§ GOAL OF THE EXERCISE
Copy every line of the listing that holds the string "currently".

+++ DATA SUPPLIED

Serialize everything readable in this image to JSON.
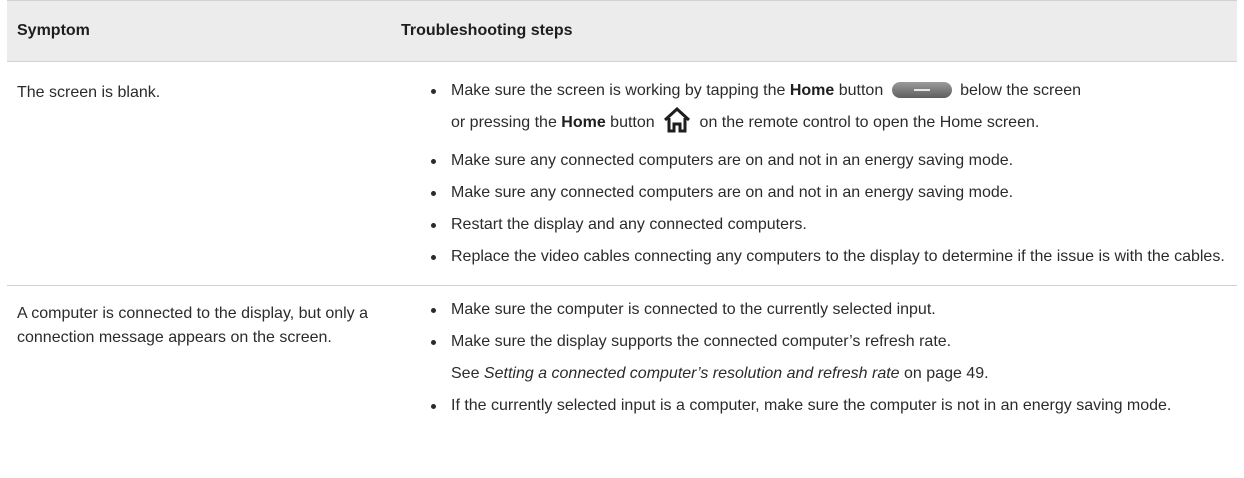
{
  "header": {
    "symptom": "Symptom",
    "steps": "Troubleshooting steps"
  },
  "rows": [
    {
      "symptom": "The screen is blank.",
      "steps": [
        {
          "a": "Make sure the screen is working by tapping the ",
          "bold1": "Home",
          "b": " button ",
          "c": " below the screen",
          "d": "or pressing the ",
          "bold2": "Home",
          "e": " button ",
          "f": " on the remote control to open the Home screen."
        },
        {
          "text": "Make sure any connected computers are on and not in an energy saving mode."
        },
        {
          "text": "Make sure any connected computers are on and not in an energy saving mode."
        },
        {
          "text": "Restart the display and any connected computers."
        },
        {
          "text": "Replace the video cables connecting any computers to the display to determine if the issue is with the cables."
        }
      ]
    },
    {
      "symptom": "A computer is connected to the display, but only a connection message appears on the screen.",
      "steps": [
        {
          "text": "Make sure the computer is connected to the currently selected input."
        },
        {
          "text": "Make sure the display supports the connected computer’s refresh rate.",
          "see": "See ",
          "link": "Setting a connected computer’s resolution and refresh rate",
          "page": " on page 49."
        },
        {
          "text": "If the currently selected input is a computer, make sure the computer is not in an energy saving mode."
        }
      ]
    }
  ],
  "icons": {
    "home_button": "home-button-bar-icon",
    "remote_home": "home-icon"
  }
}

++++++

§ TASK RESULT
          "text": "Make sure the computer is connected to the currently selected input."
          "text": "If the currently selected input is a computer, make sure the computer is not in an energy saving mode."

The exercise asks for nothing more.